▶ _Written request_: Reproduce, character for character, the portion of the steering-data code listing below that runs from "val_len = int(val_portion" up to and including "min_angle = degrees_to_proportion(min_angle)".

Start Reading text

Dimension of image: H x W X D =  (160, 320, 3)
# of images:  8036
Steering range: Min= -0.9426954  , Max= 1.0
Throttle range: Min= 0.0  , Max= 0.9855326
Brake range: Min= 0.0  , Max= 1.0
Speed range: Min= 0.5024896  , Max= 30.70936
image Min:  0
image Max:  255


In [46]:
def offset_steering(df, offset):
    df[df['target'] == 'left']['steering'] = df[df['target'] == 'left']['steering'] + offset
    df[df['target'] == 'right']['steering'] = df[df['target'] == 'right']['steering'] - offset
    return df

def filter_by_steering(df, min_angle):
    return df[np.abs(df['steering']) >= min_angle]

def append_mirrored_data(df):
    dfMirror = df.copy(deep=True)
    dfMirror['mirror'] = True
    dfMirror['steering'] *= -1
    df = pd.concat([df, dfMirror])
    return df

def set_position_targets(df, position):
    if position == 'all':
        dfLeft = df.copy(deep=True)
        dfLeft['target'] = 'left'
        dfCenter = df.copy(deep=True)
        dfCenter['target'] = 'center'
        dfRight = df.copy(deep=True)
        dfRight['target'] = 'right'
        df = pd.concat([dfLeft, dfCenter, dfRight])
    else:
        df['target'] = position 
    return df
    
def degrees_to_proportion(val):
    return val / 25.
    
class MyMinMaxScaler():
    def __init__(self, new_range=(0,1)):
        self.new_min = new_range[0]
        self.new_max = new_range[1]
        
    def fit(self, inputs):
        self.min = np.min(inputs)
        self.max = np.max(inputs)
        
    def transform(self, inputs):
        return (inputs - self.min) / (self.max - self.min) * (self.new_max - self.new_min) + self.new_min
    
def get_next_feature(df, batch_size = 10, mode = 'train', position = 'center', offset = 5., val_portion = 0.2, include_mirror=True, steering_multiplier=1.0, min_angle=1.5):
    total_len = len(df)
    val_len = int(val_portion * total_len)
    train_len = total_len - val_len
    
    offset = degrees_to_proportion(offset)
    min_angle = degrees_to_proportion(min_angle)

End Reading text
Start Stored records

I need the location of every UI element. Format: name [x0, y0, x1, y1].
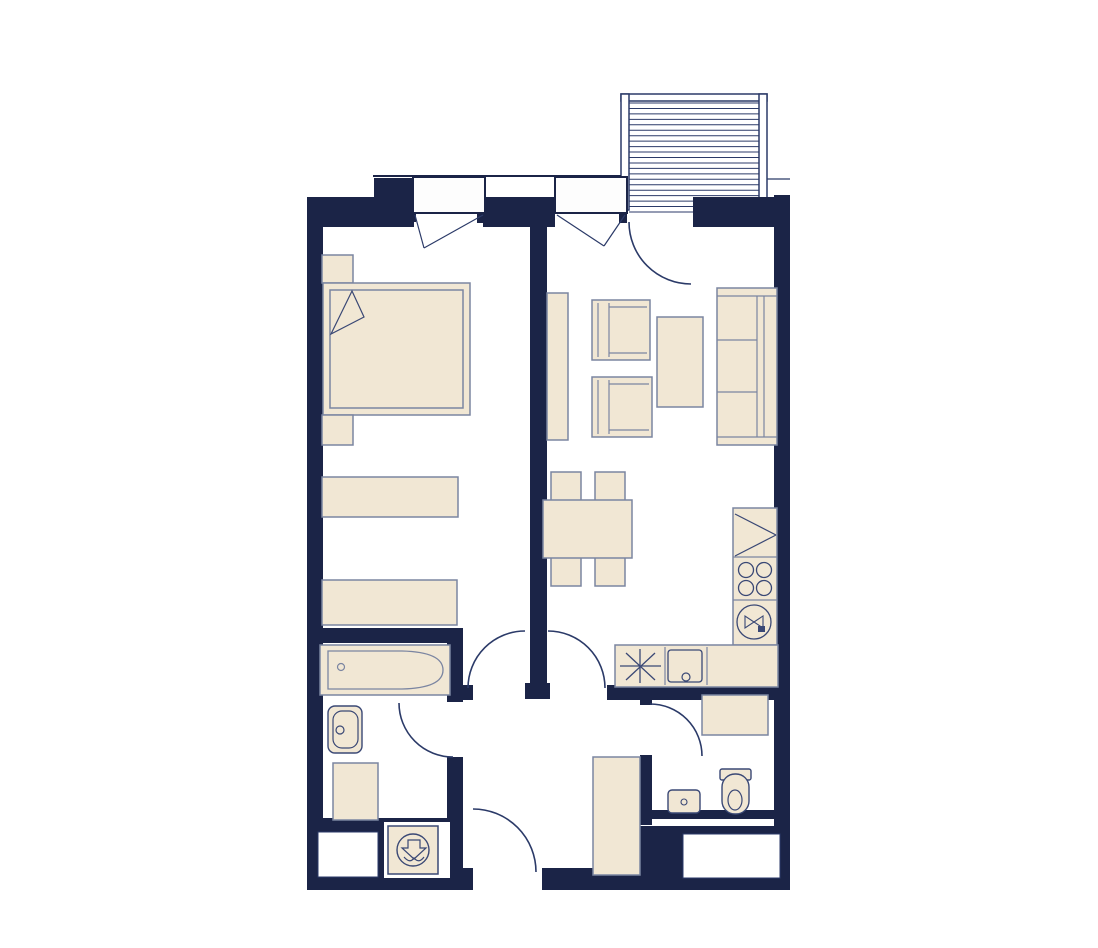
bathroom-door-jamb-1: [447, 702, 463, 705]
balcony-rail-right: [759, 94, 767, 212]
dresser-2: [322, 580, 457, 625]
window-jamb-3: [547, 212, 555, 223]
floor-plan-canvas: [0, 0, 1098, 948]
armchair-2: [592, 377, 652, 437]
hallway-wardrobe: [593, 757, 640, 875]
wall-wc-left: [640, 755, 652, 825]
window-2: [555, 177, 627, 213]
wall-partition-bedroom: [530, 227, 547, 685]
wall-partition-foot: [525, 683, 550, 699]
bathroom-window: [318, 832, 378, 877]
dining-chair-2: [595, 472, 625, 503]
living-door-arc: [548, 631, 605, 688]
window-1: [413, 177, 485, 213]
coffee-table: [657, 317, 703, 407]
wc-window: [683, 834, 780, 878]
window-2-opening-line-a: [557, 215, 604, 246]
window-1-opening-line-a: [415, 215, 424, 248]
wall-top-step: [374, 178, 414, 200]
dining-table: [543, 500, 632, 558]
entrance-door-arc: [473, 809, 536, 872]
balcony-floor-hatch: [629, 103, 760, 212]
wall-left: [307, 197, 323, 890]
wall-wc-stub: [640, 685, 652, 705]
nightstand-2: [322, 415, 353, 445]
dresser-1: [322, 477, 458, 517]
bath-cabinet: [333, 763, 378, 820]
floor-plan: [0, 0, 1098, 948]
wall-bedroom-bathroom: [318, 628, 463, 643]
wc-basin: [668, 790, 700, 813]
wall-top-mid: [483, 197, 555, 227]
wc-cabinet: [702, 695, 768, 735]
bed-frame: [323, 283, 470, 415]
kitchen-faucet-base: [758, 626, 765, 632]
armchair-1: [592, 300, 650, 360]
wc-door-arc: [650, 704, 702, 756]
toilet-bowl: [722, 774, 749, 814]
sofa: [717, 288, 777, 445]
bathroom-door-arc: [399, 703, 453, 757]
washing-machine: [388, 826, 438, 874]
balcony-door-arc: [629, 222, 691, 284]
balcony-rail-top: [621, 94, 767, 101]
wall-hall-top-left: [447, 685, 473, 700]
bedroom-door-arc: [468, 631, 525, 688]
window-2-opening-line-b: [604, 215, 625, 246]
tv-stand: [547, 293, 568, 440]
nightstand-1: [322, 255, 353, 283]
wall-top-a: [307, 197, 414, 227]
window-1-opening-line-b: [424, 215, 483, 248]
entrance-opening: [473, 866, 542, 890]
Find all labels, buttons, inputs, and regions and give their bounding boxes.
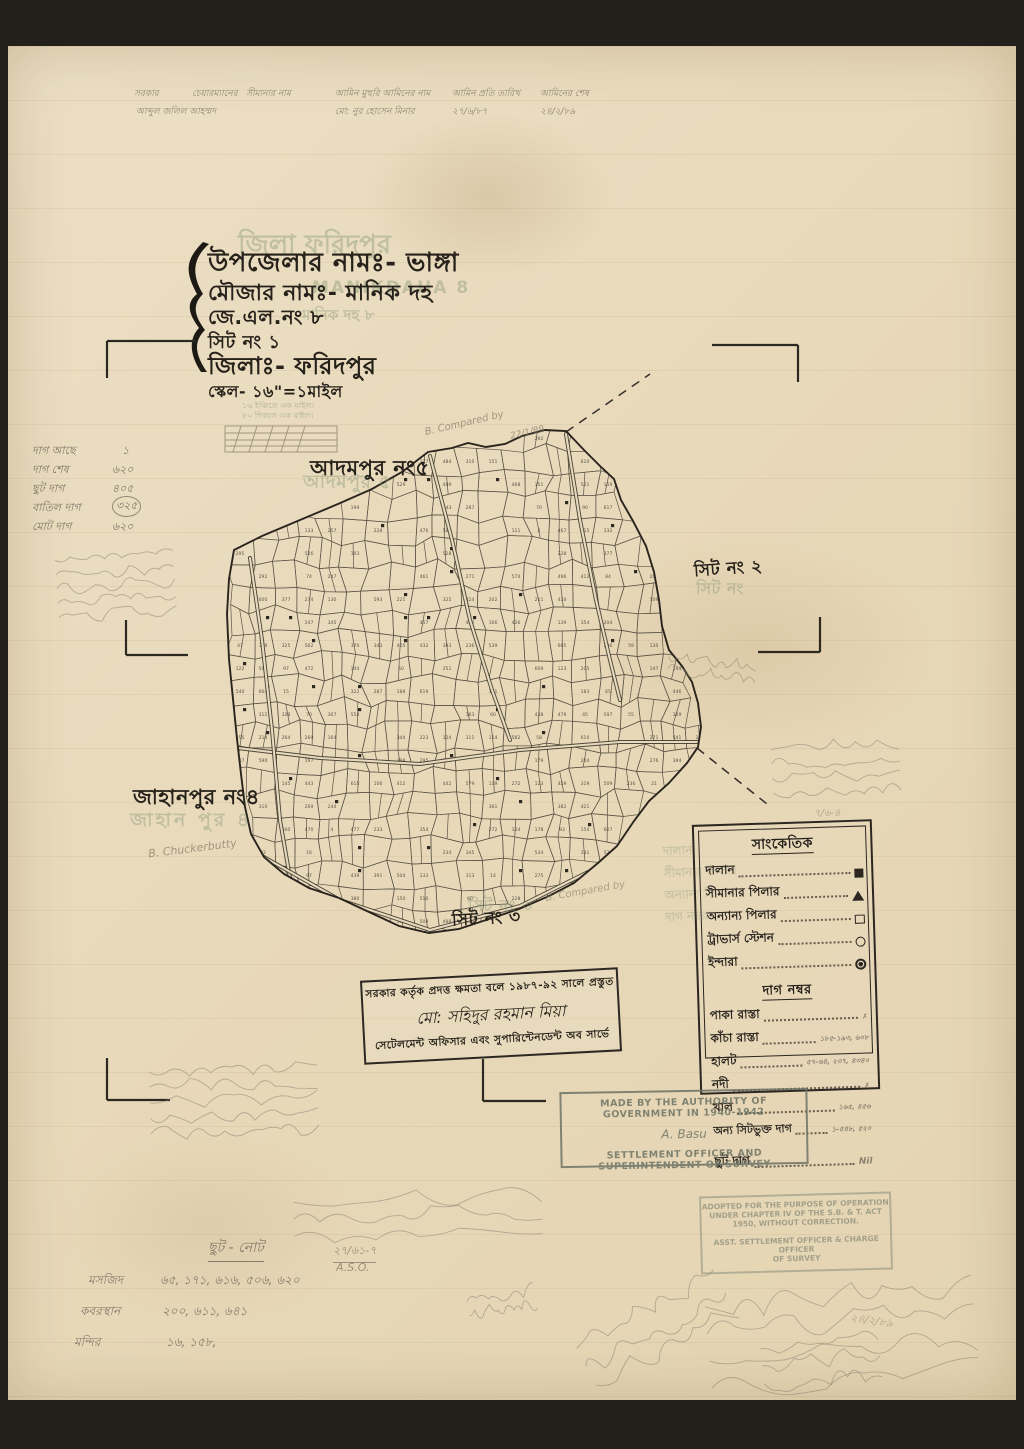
aso-initials: A.S.O. bbox=[336, 1261, 369, 1274]
pencil-scribble bbox=[147, 1055, 320, 1145]
svg-text:457: 457 bbox=[420, 620, 429, 626]
scribble-strokes bbox=[291, 1182, 543, 1249]
legend-row: অন্যান্য পিলার bbox=[706, 904, 865, 929]
registration-mark bbox=[483, 1059, 546, 1101]
svg-text:133: 133 bbox=[305, 528, 314, 534]
registration-mark bbox=[107, 341, 196, 378]
svg-text:609: 609 bbox=[535, 666, 544, 672]
scribble-line bbox=[150, 1108, 318, 1125]
scribble-line bbox=[151, 1121, 319, 1141]
legend-dag-row: কাঁচা রাস্তা ১৮৫-১৯৩, ৬০৮ bbox=[710, 1025, 869, 1050]
svg-text:247: 247 bbox=[328, 574, 337, 580]
legend-label: পাকা রাস্তা bbox=[710, 1006, 760, 1028]
legend-title: সাংকেতিক bbox=[752, 835, 814, 855]
svg-text:361: 361 bbox=[489, 804, 498, 810]
legend-dag-title: দাগ নম্বর bbox=[762, 982, 812, 1001]
svg-text:439: 439 bbox=[351, 873, 360, 879]
note-values: ১৬, ১৫৮, bbox=[166, 1334, 216, 1354]
dag-values: ✗ bbox=[862, 1012, 868, 1020]
svg-text:109: 109 bbox=[650, 597, 659, 603]
svg-text:272: 272 bbox=[512, 781, 521, 787]
svg-text:442: 442 bbox=[443, 781, 452, 787]
svg-text:605: 605 bbox=[558, 643, 567, 649]
scribble-line bbox=[56, 563, 174, 582]
svg-text:391: 391 bbox=[374, 873, 383, 879]
svg-text:380: 380 bbox=[351, 896, 360, 902]
svg-text:2: 2 bbox=[538, 528, 541, 534]
signature-scribble bbox=[757, 1324, 883, 1396]
sheet-content: সরকার চেয়ারম্যানের সীমানার নাম আমিন মুহ… bbox=[0, 0, 1024, 1449]
svg-text:257: 257 bbox=[328, 528, 337, 534]
svg-text:528: 528 bbox=[443, 551, 452, 557]
note-values: ২০০, ৬১১, ৬৪১ bbox=[162, 1303, 247, 1323]
svg-text:287: 287 bbox=[374, 689, 383, 695]
svg-text:233: 233 bbox=[374, 827, 383, 833]
svg-text:202: 202 bbox=[489, 597, 498, 603]
target-circle-icon bbox=[855, 958, 866, 969]
open-circle-icon bbox=[855, 936, 865, 946]
svg-text:526: 526 bbox=[305, 551, 314, 557]
svg-text:272: 272 bbox=[489, 827, 498, 833]
english-authority-stamp: MADE BY THE AUTHORITY OF GOVERNMENT IN 1… bbox=[559, 1088, 808, 1168]
svg-text:345: 345 bbox=[466, 850, 475, 856]
sheet3-label: সিট নং ৩ bbox=[451, 904, 521, 936]
svg-text:4: 4 bbox=[331, 827, 334, 833]
svg-text:593: 593 bbox=[374, 597, 383, 603]
svg-text:70: 70 bbox=[536, 505, 542, 511]
svg-text:562: 562 bbox=[305, 643, 314, 649]
stamp-line1: MADE BY THE AUTHORITY OF GOVERNMENT IN 1… bbox=[561, 1095, 805, 1121]
note-label: মসজিদ bbox=[88, 1272, 123, 1292]
scribble-line bbox=[773, 783, 901, 799]
svg-text:504: 504 bbox=[397, 873, 406, 879]
bengali-authority-stamp: সরকার কর্তৃক প্রদত্ত ক্ষমতা বলে ১৯৮৭-৯২ … bbox=[360, 967, 622, 1064]
svg-text:103: 103 bbox=[351, 551, 360, 557]
svg-text:269: 269 bbox=[305, 735, 314, 741]
svg-text:106: 106 bbox=[374, 781, 383, 787]
stamp-line2: SETTLEMENT OFFICER AND SUPERINTENDENT OF… bbox=[562, 1147, 806, 1173]
pencil-scribble bbox=[291, 1182, 543, 1249]
svg-text:311: 311 bbox=[466, 735, 475, 741]
svg-text:468: 468 bbox=[512, 482, 521, 488]
scribble-line bbox=[761, 1345, 880, 1374]
dotted-leader bbox=[778, 931, 852, 945]
dotted-leader bbox=[738, 862, 850, 878]
svg-text:123: 123 bbox=[558, 666, 567, 672]
svg-text:70: 70 bbox=[306, 712, 312, 718]
svg-text:412: 412 bbox=[581, 574, 590, 580]
svg-text:619: 619 bbox=[420, 689, 429, 695]
svg-text:410: 410 bbox=[558, 597, 567, 603]
notes-title: ছুট - নোট bbox=[208, 1236, 264, 1262]
svg-text:145: 145 bbox=[282, 781, 291, 787]
svg-text:534: 534 bbox=[535, 850, 544, 856]
svg-text:90: 90 bbox=[582, 505, 588, 511]
dag-values: ১৬৫, ৪৫৬ bbox=[838, 1100, 871, 1113]
svg-text:438: 438 bbox=[535, 712, 544, 718]
svg-text:615: 615 bbox=[351, 781, 360, 787]
open-square-icon bbox=[855, 915, 865, 924]
jahanpur-label: জাহানপুর নং৪ bbox=[133, 781, 260, 816]
svg-text:377: 377 bbox=[282, 597, 291, 603]
legend-row: সীমানার পিলার bbox=[706, 881, 865, 906]
dashed-boundary-ne bbox=[566, 374, 650, 432]
legend-label: অন্যান্য পিলার bbox=[706, 906, 777, 928]
dotted-leader bbox=[783, 885, 848, 899]
svg-text:310: 310 bbox=[466, 459, 475, 465]
svg-text:476: 476 bbox=[558, 712, 567, 718]
svg-text:15: 15 bbox=[283, 689, 289, 695]
svg-text:344: 344 bbox=[397, 735, 406, 741]
svg-text:331: 331 bbox=[581, 850, 590, 856]
svg-text:540: 540 bbox=[236, 689, 245, 695]
svg-text:188: 188 bbox=[397, 689, 406, 695]
svg-text:234: 234 bbox=[443, 850, 452, 856]
scribble-line bbox=[772, 767, 900, 785]
plot-numbers: 2954712254055524729260038959860431221459… bbox=[236, 436, 705, 925]
svg-text:228: 228 bbox=[558, 551, 567, 557]
dag-values: ১৮৫-১৯৩, ৬০৮ bbox=[819, 1031, 868, 1045]
pencil-scribble bbox=[52, 542, 177, 628]
svg-text:84: 84 bbox=[605, 574, 611, 580]
svg-text:467: 467 bbox=[558, 528, 567, 534]
svg-text:574: 574 bbox=[512, 574, 521, 580]
svg-text:354: 354 bbox=[420, 827, 429, 833]
svg-text:204: 204 bbox=[604, 620, 613, 626]
svg-text:446: 446 bbox=[673, 689, 682, 695]
svg-text:97: 97 bbox=[283, 666, 289, 672]
svg-text:211: 211 bbox=[535, 597, 544, 603]
svg-text:470: 470 bbox=[305, 827, 314, 833]
svg-text:178: 178 bbox=[535, 827, 544, 833]
scribble-line bbox=[760, 1330, 879, 1355]
svg-text:607: 607 bbox=[604, 827, 613, 833]
svg-text:183: 183 bbox=[581, 689, 590, 695]
filled-square-icon bbox=[854, 869, 863, 878]
svg-text:133: 133 bbox=[420, 873, 429, 879]
svg-text:150: 150 bbox=[397, 896, 406, 902]
note-label: মন্দির bbox=[74, 1334, 100, 1354]
svg-text:271: 271 bbox=[466, 574, 475, 580]
svg-text:539: 539 bbox=[489, 643, 498, 649]
svg-text:58: 58 bbox=[536, 735, 542, 741]
legend-dag-row: পাকা রাস্তা ✗ bbox=[710, 1002, 869, 1027]
parcel-lines bbox=[224, 422, 714, 936]
svg-text:343: 343 bbox=[374, 643, 383, 649]
svg-text:329: 329 bbox=[673, 712, 682, 718]
svg-text:443: 443 bbox=[305, 781, 314, 787]
legend-box: সাংকেতিক দালান সীমানার পিলার অন্যান্য পি… bbox=[692, 819, 880, 1095]
scribble-line bbox=[668, 652, 757, 672]
dotted-leader bbox=[780, 908, 850, 922]
svg-text:412: 412 bbox=[397, 781, 406, 787]
svg-text:65: 65 bbox=[605, 689, 611, 695]
registration-mark bbox=[126, 620, 188, 655]
svg-text:610: 610 bbox=[581, 459, 590, 465]
svg-text:312: 312 bbox=[259, 712, 268, 718]
svg-text:287: 287 bbox=[466, 505, 475, 511]
svg-text:393: 393 bbox=[443, 643, 452, 649]
svg-text:509: 509 bbox=[604, 781, 613, 787]
svg-text:432: 432 bbox=[420, 643, 429, 649]
svg-text:617: 617 bbox=[604, 505, 613, 511]
svg-text:124: 124 bbox=[512, 827, 521, 833]
registration-mark bbox=[712, 345, 798, 382]
svg-text:579: 579 bbox=[466, 781, 475, 787]
svg-text:236: 236 bbox=[466, 643, 475, 649]
adampur-label: আদমপুর নং৫ bbox=[310, 452, 430, 487]
scribble-strokes bbox=[147, 1055, 320, 1145]
svg-text:124: 124 bbox=[443, 735, 452, 741]
svg-text:332: 332 bbox=[604, 528, 613, 534]
legend-row: দালান bbox=[705, 858, 864, 883]
svg-text:600: 600 bbox=[259, 597, 268, 603]
mouza-boundary bbox=[227, 430, 701, 933]
svg-text:264: 264 bbox=[282, 735, 291, 741]
svg-text:47: 47 bbox=[237, 643, 243, 649]
scribble-strokes bbox=[768, 733, 901, 804]
svg-text:477: 477 bbox=[351, 827, 360, 833]
scribble-line bbox=[149, 1074, 317, 1095]
svg-text:151: 151 bbox=[489, 459, 498, 465]
svg-text:147: 147 bbox=[650, 666, 659, 672]
svg-text:382: 382 bbox=[558, 804, 567, 810]
svg-text:16: 16 bbox=[306, 850, 312, 856]
svg-text:409: 409 bbox=[443, 482, 452, 488]
dag-values: ৫৭-৬৪, ২৩৭, ৪৩৪০ bbox=[806, 1054, 869, 1068]
svg-text:163: 163 bbox=[466, 712, 475, 718]
svg-text:597: 597 bbox=[604, 712, 613, 718]
svg-text:166: 166 bbox=[489, 620, 498, 626]
svg-text:269: 269 bbox=[305, 804, 314, 810]
svg-text:214: 214 bbox=[259, 735, 268, 741]
svg-text:45: 45 bbox=[582, 712, 588, 718]
cadastral-map: 2954712254055524729260038959860431221459… bbox=[224, 422, 714, 936]
svg-text:204: 204 bbox=[581, 758, 590, 764]
svg-text:179: 179 bbox=[535, 758, 544, 764]
svg-text:154: 154 bbox=[581, 827, 590, 833]
svg-text:472: 472 bbox=[305, 666, 314, 672]
svg-text:521: 521 bbox=[581, 482, 590, 488]
note-label: কবরস্থান bbox=[80, 1303, 120, 1323]
scribble-line bbox=[149, 1061, 317, 1078]
dotted-leader bbox=[741, 954, 851, 969]
svg-text:345: 345 bbox=[328, 620, 337, 626]
svg-text:394: 394 bbox=[673, 758, 682, 764]
svg-text:139: 139 bbox=[558, 620, 567, 626]
svg-text:325: 325 bbox=[282, 643, 291, 649]
svg-text:247: 247 bbox=[305, 620, 314, 626]
scribble-strokes bbox=[52, 542, 177, 628]
svg-text:307: 307 bbox=[328, 712, 337, 718]
svg-text:251: 251 bbox=[443, 666, 452, 672]
registration-mark bbox=[758, 617, 820, 652]
legend-label: ইন্দারা bbox=[708, 954, 738, 975]
svg-text:123: 123 bbox=[535, 781, 544, 787]
svg-text:426: 426 bbox=[512, 620, 521, 626]
svg-text:582: 582 bbox=[512, 735, 521, 741]
svg-text:354: 354 bbox=[581, 620, 590, 626]
svg-text:164: 164 bbox=[328, 735, 337, 741]
svg-text:144: 144 bbox=[351, 666, 360, 672]
right-margin-reference: ৭/৬-৪ bbox=[814, 806, 840, 823]
svg-text:59: 59 bbox=[628, 643, 634, 649]
filled-triangle-icon bbox=[852, 891, 864, 901]
svg-text:74: 74 bbox=[306, 574, 312, 580]
svg-text:370: 370 bbox=[351, 643, 360, 649]
svg-text:205: 205 bbox=[581, 666, 590, 672]
svg-text:421: 421 bbox=[581, 804, 590, 810]
svg-text:244: 244 bbox=[328, 804, 337, 810]
scribble-line bbox=[57, 574, 176, 595]
sheet2-label: সিট নং ২ bbox=[693, 554, 764, 587]
legend-label: হালট bbox=[711, 1053, 737, 1074]
svg-text:130: 130 bbox=[650, 643, 659, 649]
svg-text:325: 325 bbox=[443, 597, 452, 603]
svg-text:223: 223 bbox=[420, 735, 429, 741]
svg-text:221: 221 bbox=[397, 597, 406, 603]
dag-values: ✗ bbox=[864, 1081, 870, 1089]
scribble-line bbox=[55, 548, 173, 562]
legend-label: দালান bbox=[705, 862, 735, 883]
map-inner: 2954712254055524729260038959860431221459… bbox=[224, 422, 714, 936]
dotted-leader bbox=[763, 1031, 816, 1045]
svg-text:199: 199 bbox=[351, 505, 360, 511]
svg-text:130: 130 bbox=[328, 597, 337, 603]
svg-text:111: 111 bbox=[512, 528, 521, 534]
svg-text:610: 610 bbox=[581, 735, 590, 741]
note-values: ৬৫, ১৭১, ৬১৬, ৫০৬, ৬২০ bbox=[160, 1272, 300, 1292]
legend-label: সীমানার পিলার bbox=[706, 883, 780, 905]
svg-text:275: 275 bbox=[535, 873, 544, 879]
svg-text:496: 496 bbox=[558, 574, 567, 580]
dotted-leader bbox=[764, 1007, 859, 1022]
svg-text:60: 60 bbox=[490, 712, 496, 718]
svg-text:151: 151 bbox=[535, 482, 544, 488]
svg-text:236: 236 bbox=[627, 781, 636, 787]
legend-row: ট্রাভার্স স্টেশন bbox=[707, 927, 866, 952]
stamp-signature: A. Basu bbox=[562, 1125, 806, 1143]
svg-text:55: 55 bbox=[628, 712, 634, 718]
svg-text:322: 322 bbox=[351, 689, 360, 695]
svg-text:510: 510 bbox=[420, 896, 429, 902]
svg-text:159: 159 bbox=[604, 482, 613, 488]
scribble-line bbox=[150, 1090, 318, 1109]
svg-text:484: 484 bbox=[443, 459, 452, 465]
dag-values: ১-৫৪৮, ৫২০ bbox=[831, 1122, 871, 1135]
svg-text:276: 276 bbox=[650, 758, 659, 764]
chhut-value: Nil bbox=[859, 1156, 873, 1166]
svg-text:292: 292 bbox=[259, 574, 268, 580]
svg-text:319: 319 bbox=[581, 781, 590, 787]
dashed-boundary-se bbox=[697, 748, 772, 808]
svg-text:274: 274 bbox=[305, 597, 314, 603]
scribble-strokes bbox=[757, 1324, 883, 1396]
svg-text:50: 50 bbox=[398, 666, 404, 672]
svg-text:119: 119 bbox=[489, 781, 498, 787]
svg-text:429: 429 bbox=[558, 781, 567, 787]
svg-text:554: 554 bbox=[351, 712, 360, 718]
legend-label: ট্রাভার্স স্টেশন bbox=[707, 929, 774, 951]
scribble-line bbox=[771, 752, 899, 771]
svg-text:405: 405 bbox=[397, 643, 406, 649]
svg-text:328: 328 bbox=[282, 712, 291, 718]
legend-label: কাঁচা রাস্তা bbox=[710, 1029, 759, 1051]
svg-text:21: 21 bbox=[651, 781, 657, 787]
svg-text:228: 228 bbox=[374, 528, 383, 534]
svg-text:14: 14 bbox=[490, 873, 496, 879]
dotted-leader bbox=[740, 1055, 802, 1069]
scribble-line bbox=[59, 603, 178, 624]
adopted-stamp: ADOPTED FOR THE PURPOSE OF OPERATION UND… bbox=[699, 1192, 893, 1275]
legend-dag-row: হালট ৫৭-৬৪, ২৩৭, ৪৩৪০ bbox=[711, 1048, 870, 1073]
svg-text:295: 295 bbox=[236, 551, 245, 557]
pencil-scribble bbox=[768, 733, 901, 804]
scribble-line bbox=[771, 736, 900, 756]
svg-text:377: 377 bbox=[604, 551, 613, 557]
svg-text:122: 122 bbox=[236, 666, 245, 672]
svg-text:292: 292 bbox=[535, 436, 544, 442]
scribble-line bbox=[293, 1186, 541, 1211]
svg-text:154: 154 bbox=[489, 735, 498, 741]
svg-text:509: 509 bbox=[420, 919, 429, 925]
svg-text:313: 313 bbox=[466, 873, 475, 879]
svg-text:93: 93 bbox=[559, 827, 565, 833]
svg-text:476: 476 bbox=[420, 528, 429, 534]
svg-text:590: 590 bbox=[259, 758, 268, 764]
svg-text:97: 97 bbox=[306, 873, 312, 879]
svg-text:461: 461 bbox=[420, 574, 429, 580]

End Stored records

▶ _Solution for this exercise_:
val_len = int(val_portion * total_len)
    train_len = total_len - val_len
    
    offset = degrees_to_proportion(offset)
    min_angle = degrees_to_proportion(min_angle)